++++ Dataset records

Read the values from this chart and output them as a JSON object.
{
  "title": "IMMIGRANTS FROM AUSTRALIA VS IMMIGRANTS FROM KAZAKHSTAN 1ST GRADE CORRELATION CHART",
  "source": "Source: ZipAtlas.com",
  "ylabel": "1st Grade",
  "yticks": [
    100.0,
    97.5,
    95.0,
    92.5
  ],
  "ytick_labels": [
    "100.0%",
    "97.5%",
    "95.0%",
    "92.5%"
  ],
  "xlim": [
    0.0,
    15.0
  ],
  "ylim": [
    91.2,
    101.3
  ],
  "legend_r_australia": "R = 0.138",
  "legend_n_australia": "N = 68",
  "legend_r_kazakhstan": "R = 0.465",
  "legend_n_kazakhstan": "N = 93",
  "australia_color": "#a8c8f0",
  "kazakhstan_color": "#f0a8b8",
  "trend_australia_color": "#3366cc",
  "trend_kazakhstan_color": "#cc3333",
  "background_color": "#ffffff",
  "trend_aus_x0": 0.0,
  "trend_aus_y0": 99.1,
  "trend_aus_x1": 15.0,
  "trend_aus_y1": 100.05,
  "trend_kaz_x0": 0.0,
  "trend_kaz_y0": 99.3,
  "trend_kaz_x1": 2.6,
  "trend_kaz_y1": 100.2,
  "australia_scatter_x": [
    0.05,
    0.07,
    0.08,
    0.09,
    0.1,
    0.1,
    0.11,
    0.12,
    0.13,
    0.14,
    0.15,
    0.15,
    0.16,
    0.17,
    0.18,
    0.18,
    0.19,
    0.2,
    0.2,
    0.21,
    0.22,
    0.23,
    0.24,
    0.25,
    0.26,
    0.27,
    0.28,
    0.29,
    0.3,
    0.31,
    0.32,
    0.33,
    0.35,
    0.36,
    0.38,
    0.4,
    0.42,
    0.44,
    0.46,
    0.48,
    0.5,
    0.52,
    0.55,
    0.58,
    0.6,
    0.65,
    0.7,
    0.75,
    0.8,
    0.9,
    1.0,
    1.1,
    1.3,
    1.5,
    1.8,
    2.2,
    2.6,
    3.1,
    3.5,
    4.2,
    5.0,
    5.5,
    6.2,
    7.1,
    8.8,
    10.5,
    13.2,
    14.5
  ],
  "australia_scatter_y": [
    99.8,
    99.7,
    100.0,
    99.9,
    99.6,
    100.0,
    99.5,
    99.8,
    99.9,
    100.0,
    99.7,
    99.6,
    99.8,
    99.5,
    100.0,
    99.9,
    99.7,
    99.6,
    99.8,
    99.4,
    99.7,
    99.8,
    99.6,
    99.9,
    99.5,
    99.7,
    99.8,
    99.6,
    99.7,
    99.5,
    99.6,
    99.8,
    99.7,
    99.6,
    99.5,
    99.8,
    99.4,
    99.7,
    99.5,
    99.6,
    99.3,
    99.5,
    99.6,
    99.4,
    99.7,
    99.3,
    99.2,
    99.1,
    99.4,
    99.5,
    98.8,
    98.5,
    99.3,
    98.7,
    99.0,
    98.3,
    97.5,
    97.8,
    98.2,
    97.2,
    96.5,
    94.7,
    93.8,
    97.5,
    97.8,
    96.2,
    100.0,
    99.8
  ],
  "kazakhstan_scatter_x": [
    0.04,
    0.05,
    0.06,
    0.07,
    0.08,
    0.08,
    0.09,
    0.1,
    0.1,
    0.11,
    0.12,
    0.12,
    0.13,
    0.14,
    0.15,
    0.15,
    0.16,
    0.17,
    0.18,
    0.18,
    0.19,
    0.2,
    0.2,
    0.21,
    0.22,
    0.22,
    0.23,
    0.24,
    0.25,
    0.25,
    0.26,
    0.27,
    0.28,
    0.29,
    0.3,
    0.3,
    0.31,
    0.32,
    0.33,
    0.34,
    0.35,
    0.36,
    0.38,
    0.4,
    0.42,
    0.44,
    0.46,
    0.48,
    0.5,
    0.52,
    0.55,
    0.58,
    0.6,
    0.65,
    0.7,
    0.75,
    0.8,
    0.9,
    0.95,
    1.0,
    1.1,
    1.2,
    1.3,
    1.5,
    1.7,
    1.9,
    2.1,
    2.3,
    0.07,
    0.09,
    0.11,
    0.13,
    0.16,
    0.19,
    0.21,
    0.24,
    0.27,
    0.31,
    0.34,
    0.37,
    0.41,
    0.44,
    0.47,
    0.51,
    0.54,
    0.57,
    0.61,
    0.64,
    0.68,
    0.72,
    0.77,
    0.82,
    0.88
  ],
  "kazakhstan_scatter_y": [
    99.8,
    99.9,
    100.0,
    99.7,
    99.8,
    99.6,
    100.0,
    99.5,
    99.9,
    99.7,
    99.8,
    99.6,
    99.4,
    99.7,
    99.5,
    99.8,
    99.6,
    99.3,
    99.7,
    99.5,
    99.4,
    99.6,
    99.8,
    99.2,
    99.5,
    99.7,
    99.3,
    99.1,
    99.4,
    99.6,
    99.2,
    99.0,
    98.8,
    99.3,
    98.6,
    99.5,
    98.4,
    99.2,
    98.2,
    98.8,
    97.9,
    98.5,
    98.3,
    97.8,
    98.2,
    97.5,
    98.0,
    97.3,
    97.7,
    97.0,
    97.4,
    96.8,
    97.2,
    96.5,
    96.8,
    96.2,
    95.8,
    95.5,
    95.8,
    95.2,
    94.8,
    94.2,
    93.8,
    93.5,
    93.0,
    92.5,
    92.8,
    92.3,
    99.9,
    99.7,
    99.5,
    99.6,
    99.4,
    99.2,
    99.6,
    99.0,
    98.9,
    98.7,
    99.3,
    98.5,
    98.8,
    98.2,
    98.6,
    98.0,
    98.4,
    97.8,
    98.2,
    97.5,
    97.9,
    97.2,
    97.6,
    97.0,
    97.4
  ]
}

++++++++

Task prompt =
Nothing should be left out: repeat all of the data exactly.

Result of this exercise =
Read the values from this chart and output them as a JSON object.
{
  "title": "IMMIGRANTS FROM AUSTRALIA VS IMMIGRANTS FROM KAZAKHSTAN 1ST GRADE CORRELATION CHART",
  "source": "Source: ZipAtlas.com",
  "ylabel": "1st Grade",
  "yticks": [
    100.0,
    97.5,
    95.0,
    92.5
  ],
  "ytick_labels": [
    "100.0%",
    "97.5%",
    "95.0%",
    "92.5%"
  ],
  "xlim": [
    0.0,
    15.0
  ],
  "ylim": [
    91.2,
    101.3
  ],
  "legend_r_australia": "R = 0.138",
  "legend_n_australia": "N = 68",
  "legend_r_kazakhstan": "R = 0.465",
  "legend_n_kazakhstan": "N = 93",
  "australia_color": "#a8c8f0",
  "kazakhstan_color": "#f0a8b8",
  "trend_australia_color": "#3366cc",
  "trend_kazakhstan_color": "#cc3333",
  "background_color": "#ffffff",
  "trend_aus_x0": 0.0,
  "trend_aus_y0": 99.1,
  "trend_aus_x1": 15.0,
  "trend_aus_y1": 100.05,
  "trend_kaz_x0": 0.0,
  "trend_kaz_y0": 99.3,
  "trend_kaz_x1": 2.6,
  "trend_kaz_y1": 100.2,
  "australia_scatter_x": [
    0.05,
    0.07,
    0.08,
    0.09,
    0.1,
    0.1,
    0.11,
    0.12,
    0.13,
    0.14,
    0.15,
    0.15,
    0.16,
    0.17,
    0.18,
    0.18,
    0.19,
    0.2,
    0.2,
    0.21,
    0.22,
    0.23,
    0.24,
    0.25,
    0.26,
    0.27,
    0.28,
    0.29,
    0.3,
    0.31,
    0.32,
    0.33,
    0.35,
    0.36,
    0.38,
    0.4,
    0.42,
    0.44,
    0.46,
    0.48,
    0.5,
    0.52,
    0.55,
    0.58,
    0.6,
    0.65,
    0.7,
    0.75,
    0.8,
    0.9,
    1.0,
    1.1,
    1.3,
    1.5,
    1.8,
    2.2,
    2.6,
    3.1,
    3.5,
    4.2,
    5.0,
    5.5,
    6.2,
    7.1,
    8.8,
    10.5,
    13.2,
    14.5
  ],
  "australia_scatter_y": [
    99.8,
    99.7,
    100.0,
    99.9,
    99.6,
    100.0,
    99.5,
    99.8,
    99.9,
    100.0,
    99.7,
    99.6,
    99.8,
    99.5,
    100.0,
    99.9,
    99.7,
    99.6,
    99.8,
    99.4,
    99.7,
    99.8,
    99.6,
    99.9,
    99.5,
    99.7,
    99.8,
    99.6,
    99.7,
    99.5,
    99.6,
    99.8,
    99.7,
    99.6,
    99.5,
    99.8,
    99.4,
    99.7,
    99.5,
    99.6,
    99.3,
    99.5,
    99.6,
    99.4,
    99.7,
    99.3,
    99.2,
    99.1,
    99.4,
    99.5,
    98.8,
    98.5,
    99.3,
    98.7,
    99.0,
    98.3,
    97.5,
    97.8,
    98.2,
    97.2,
    96.5,
    94.7,
    93.8,
    97.5,
    97.8,
    96.2,
    100.0,
    99.8
  ],
  "kazakhstan_scatter_x": [
    0.04,
    0.05,
    0.06,
    0.07,
    0.08,
    0.08,
    0.09,
    0.1,
    0.1,
    0.11,
    0.12,
    0.12,
    0.13,
    0.14,
    0.15,
    0.15,
    0.16,
    0.17,
    0.18,
    0.18,
    0.19,
    0.2,
    0.2,
    0.21,
    0.22,
    0.22,
    0.23,
    0.24,
    0.25,
    0.25,
    0.26,
    0.27,
    0.28,
    0.29,
    0.3,
    0.3,
    0.31,
    0.32,
    0.33,
    0.34,
    0.35,
    0.36,
    0.38,
    0.4,
    0.42,
    0.44,
    0.46,
    0.48,
    0.5,
    0.52,
    0.55,
    0.58,
    0.6,
    0.65,
    0.7,
    0.75,
    0.8,
    0.9,
    0.95,
    1.0,
    1.1,
    1.2,
    1.3,
    1.5,
    1.7,
    1.9,
    2.1,
    2.3,
    0.07,
    0.09,
    0.11,
    0.13,
    0.16,
    0.19,
    0.21,
    0.24,
    0.27,
    0.31,
    0.34,
    0.37,
    0.41,
    0.44,
    0.47,
    0.51,
    0.54,
    0.57,
    0.61,
    0.64,
    0.68,
    0.72,
    0.77,
    0.82,
    0.88
  ],
  "kazakhstan_scatter_y": [
    99.8,
    99.9,
    100.0,
    99.7,
    99.8,
    99.6,
    100.0,
    99.5,
    99.9,
    99.7,
    99.8,
    99.6,
    99.4,
    99.7,
    99.5,
    99.8,
    99.6,
    99.3,
    99.7,
    99.5,
    99.4,
    99.6,
    99.8,
    99.2,
    99.5,
    99.7,
    99.3,
    99.1,
    99.4,
    99.6,
    99.2,
    99.0,
    98.8,
    99.3,
    98.6,
    99.5,
    98.4,
    99.2,
    98.2,
    98.8,
    97.9,
    98.5,
    98.3,
    97.8,
    98.2,
    97.5,
    98.0,
    97.3,
    97.7,
    97.0,
    97.4,
    96.8,
    97.2,
    96.5,
    96.8,
    96.2,
    95.8,
    95.5,
    95.8,
    95.2,
    94.8,
    94.2,
    93.8,
    93.5,
    93.0,
    92.5,
    92.8,
    92.3,
    99.9,
    99.7,
    99.5,
    99.6,
    99.4,
    99.2,
    99.6,
    99.0,
    98.9,
    98.7,
    99.3,
    98.5,
    98.8,
    98.2,
    98.6,
    98.0,
    98.4,
    97.8,
    98.2,
    97.5,
    97.9,
    97.2,
    97.6,
    97.0,
    97.4
  ]
}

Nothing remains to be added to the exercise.